§ **WHAT IS NEEDED**:
Draw out every line with the word "this" from the listing below.

§ **RECORD LIST**:
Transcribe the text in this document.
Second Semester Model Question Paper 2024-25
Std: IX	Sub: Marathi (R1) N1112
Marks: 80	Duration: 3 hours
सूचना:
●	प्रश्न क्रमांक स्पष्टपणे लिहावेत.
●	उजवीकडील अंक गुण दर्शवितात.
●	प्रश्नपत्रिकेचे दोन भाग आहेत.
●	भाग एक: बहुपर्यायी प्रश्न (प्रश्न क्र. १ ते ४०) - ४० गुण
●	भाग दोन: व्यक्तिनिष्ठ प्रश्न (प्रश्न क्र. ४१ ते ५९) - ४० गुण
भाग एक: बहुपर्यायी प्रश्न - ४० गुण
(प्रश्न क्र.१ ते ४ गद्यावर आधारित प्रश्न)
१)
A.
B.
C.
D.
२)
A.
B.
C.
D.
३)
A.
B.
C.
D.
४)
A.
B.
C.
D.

...

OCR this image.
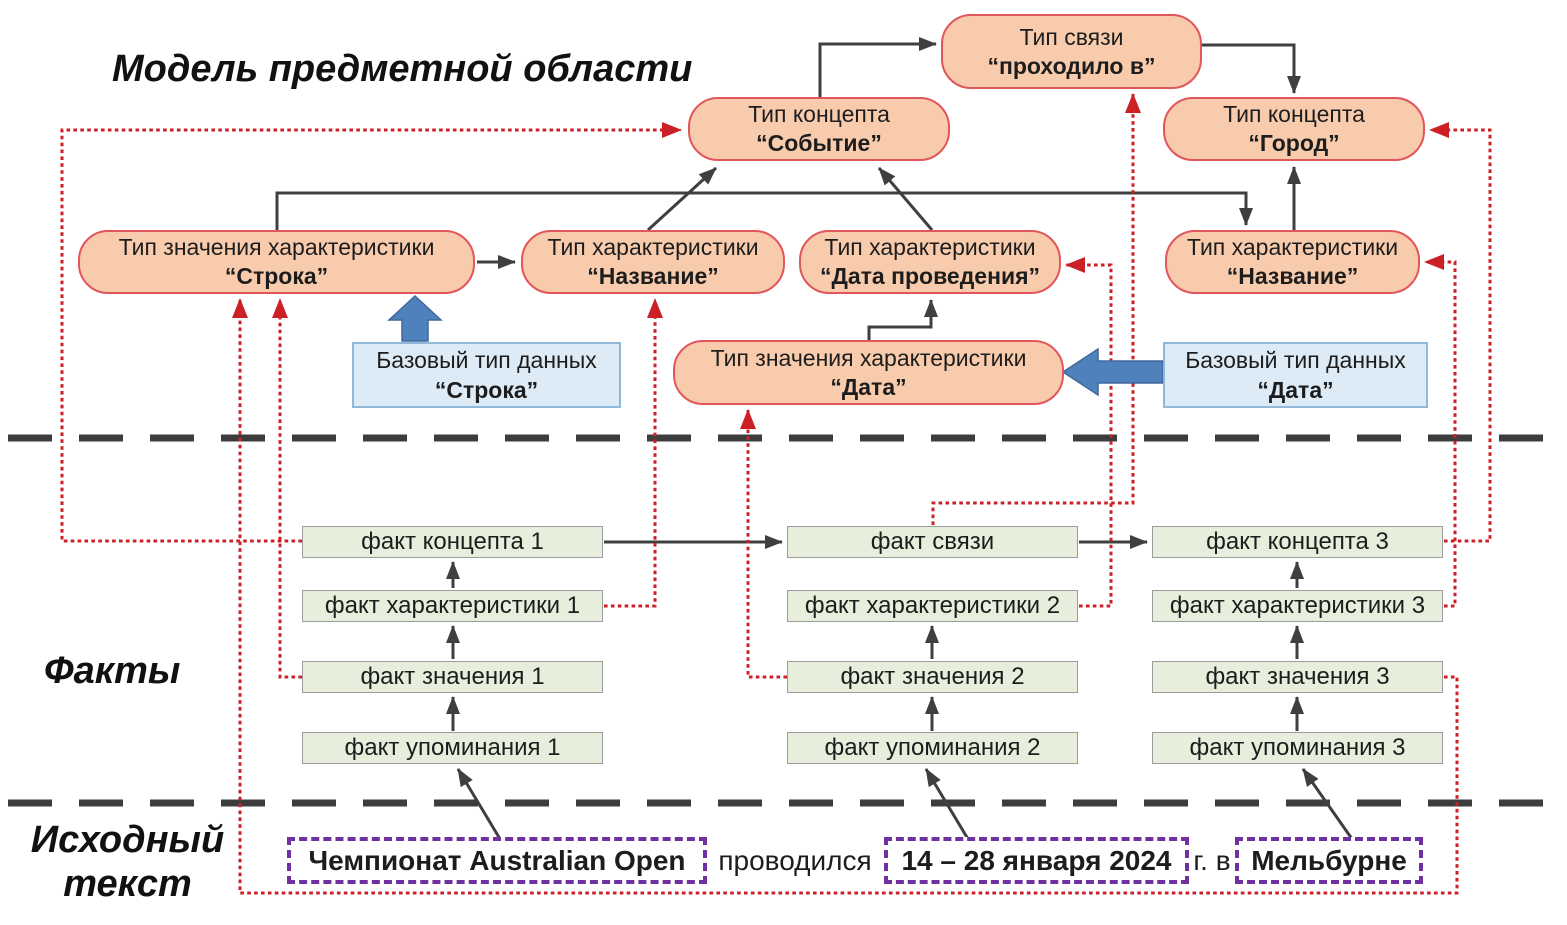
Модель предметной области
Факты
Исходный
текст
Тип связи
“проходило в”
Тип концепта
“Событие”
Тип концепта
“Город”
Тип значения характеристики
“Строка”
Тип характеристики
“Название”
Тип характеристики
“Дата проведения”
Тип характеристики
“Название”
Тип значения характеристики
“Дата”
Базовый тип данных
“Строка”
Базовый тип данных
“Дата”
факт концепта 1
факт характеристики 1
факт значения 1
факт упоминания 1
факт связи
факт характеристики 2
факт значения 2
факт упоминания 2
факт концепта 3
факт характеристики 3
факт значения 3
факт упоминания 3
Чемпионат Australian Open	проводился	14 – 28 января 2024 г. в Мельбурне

§ **WORKED ANSWER**:
Transcribe the text in this document.
OCR this image.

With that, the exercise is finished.